* [WHAT THE TASK ASKS]
Which lines hold the word "name"? Copy each of them from the material.

BEGIN EXTRACTED MATERIAL

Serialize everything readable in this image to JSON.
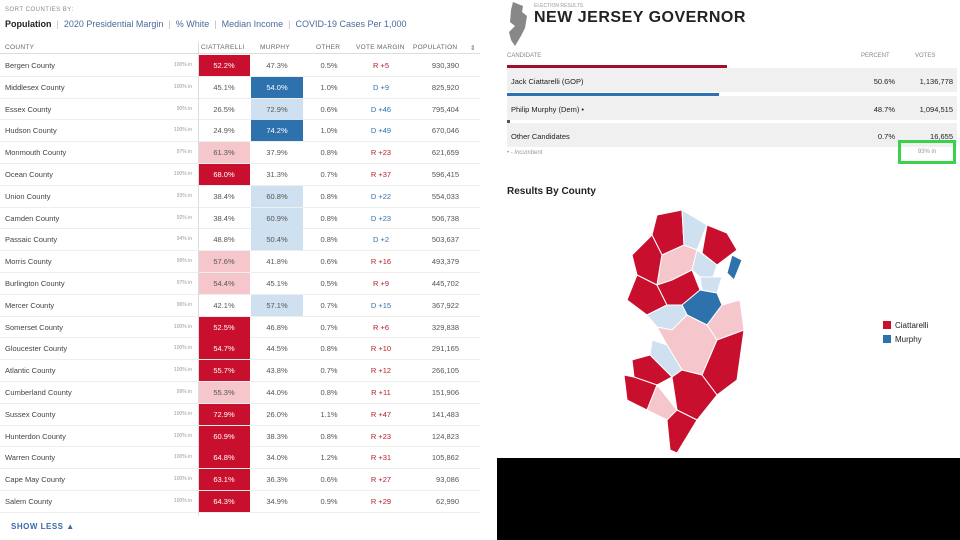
{
  "sort": {
    "label": "SORT COUNTIES BY:",
    "options": [
      "Population",
      "2020 Presidential Margin",
      "% White",
      "Median Income",
      "COVID-19 Cases Per 1,000"
    ]
  },
  "table": {
    "headers": [
      "COUNTY",
      "CIATTARELLI",
      "MURPHY",
      "OTHER",
      "VOTE MARGIN",
      "POPULATION"
    ],
    "rows": [
      [
        "Bergen County",
        "100% in",
        "52.2%",
        "47.3%",
        "0.5%",
        "R +5",
        "930,390",
        "dr",
        ""
      ],
      [
        "Middlesex County",
        "100% in",
        "45.1%",
        "54.0%",
        "1.0%",
        "D +9",
        "825,920",
        "",
        "db"
      ],
      [
        "Essex County",
        "90% in",
        "26.5%",
        "72.9%",
        "0.6%",
        "D +46",
        "795,404",
        "",
        "lb"
      ],
      [
        "Hudson County",
        "100% in",
        "24.9%",
        "74.2%",
        "1.0%",
        "D +49",
        "670,046",
        "",
        "db"
      ],
      [
        "Monmouth County",
        "97% in",
        "61.3%",
        "37.9%",
        "0.8%",
        "R +23",
        "621,659",
        "lr",
        ""
      ],
      [
        "Ocean County",
        "100% in",
        "68.0%",
        "31.3%",
        "0.7%",
        "R +37",
        "596,415",
        "dr",
        ""
      ],
      [
        "Union County",
        "93% in",
        "38.4%",
        "60.8%",
        "0.8%",
        "D +22",
        "554,033",
        "",
        "lb"
      ],
      [
        "Camden County",
        "92% in",
        "38.4%",
        "60.9%",
        "0.8%",
        "D +23",
        "506,738",
        "",
        "lb"
      ],
      [
        "Passaic County",
        "94% in",
        "48.8%",
        "50.4%",
        "0.8%",
        "D +2",
        "503,637",
        "",
        "lb"
      ],
      [
        "Morris County",
        "99% in",
        "57.6%",
        "41.8%",
        "0.6%",
        "R +16",
        "493,379",
        "lr",
        ""
      ],
      [
        "Burlington County",
        "97% in",
        "54.4%",
        "45.1%",
        "0.5%",
        "R +9",
        "445,702",
        "lr",
        ""
      ],
      [
        "Mercer County",
        "96% in",
        "42.1%",
        "57.1%",
        "0.7%",
        "D +15",
        "367,922",
        "",
        "lb"
      ],
      [
        "Somerset County",
        "100% in",
        "52.5%",
        "46.8%",
        "0.7%",
        "R +6",
        "329,838",
        "dr",
        ""
      ],
      [
        "Gloucester County",
        "100% in",
        "54.7%",
        "44.5%",
        "0.8%",
        "R +10",
        "291,165",
        "dr",
        ""
      ],
      [
        "Atlantic County",
        "100% in",
        "55.7%",
        "43.8%",
        "0.7%",
        "R +12",
        "266,105",
        "dr",
        ""
      ],
      [
        "Cumberland County",
        "99% in",
        "55.3%",
        "44.0%",
        "0.8%",
        "R +11",
        "151,906",
        "lr",
        ""
      ],
      [
        "Sussex County",
        "100% in",
        "72.9%",
        "26.0%",
        "1.1%",
        "R +47",
        "141,483",
        "dr",
        ""
      ],
      [
        "Hunterdon County",
        "100% in",
        "60.9%",
        "38.3%",
        "0.8%",
        "R +23",
        "124,823",
        "dr",
        ""
      ],
      [
        "Warren County",
        "100% in",
        "64.8%",
        "34.0%",
        "1.2%",
        "R +31",
        "105,862",
        "dr",
        ""
      ],
      [
        "Cape May County",
        "100% in",
        "63.1%",
        "36.3%",
        "0.6%",
        "R +27",
        "93,086",
        "dr",
        ""
      ],
      [
        "Salem County",
        "100% in",
        "64.3%",
        "34.9%",
        "0.9%",
        "R +29",
        "62,990",
        "dr",
        ""
      ]
    ]
  },
  "show_less": "SHOW LESS ▲",
  "results": {
    "kicker": "ELECTION RESULTS",
    "title": "NEW JERSEY GOVERNOR",
    "headers": [
      "CANDIDATE",
      "PERCENT",
      "VOTES"
    ],
    "candidates": [
      {
        "name": "Jack Ciattarelli (GOP)",
        "percent": "50.6%",
        "votes": "1,136,778",
        "share": 50.6,
        "color": "#a0102e"
      },
      {
        "name": "Philip Murphy (Dem) •",
        "percent": "48.7%",
        "votes": "1,094,515",
        "share": 48.7,
        "color": "#2e72ad"
      },
      {
        "name": "Other Candidates",
        "percent": "0.7%",
        "votes": "16,655",
        "share": 0.7,
        "color": "#555"
      }
    ],
    "incumbent_note": "• - Incumbent",
    "precincts": "93% in",
    "map_title": "Results By County",
    "legend": [
      "Ciattarelli",
      "Murphy"
    ]
  },
  "colors": {
    "rep_dark": "#c8102e",
    "rep_light": "#f5c6cc",
    "dem_dark": "#2e72ad",
    "dem_light": "#cfe0f0"
  }
}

END EXTRACTED MATERIAL

* [ANSWER TO THE EXERCISE]
        "name": "Jack Ciattarelli (GOP)",
        "name": "Philip Murphy (Dem) •",
        "name": "Other Candidates",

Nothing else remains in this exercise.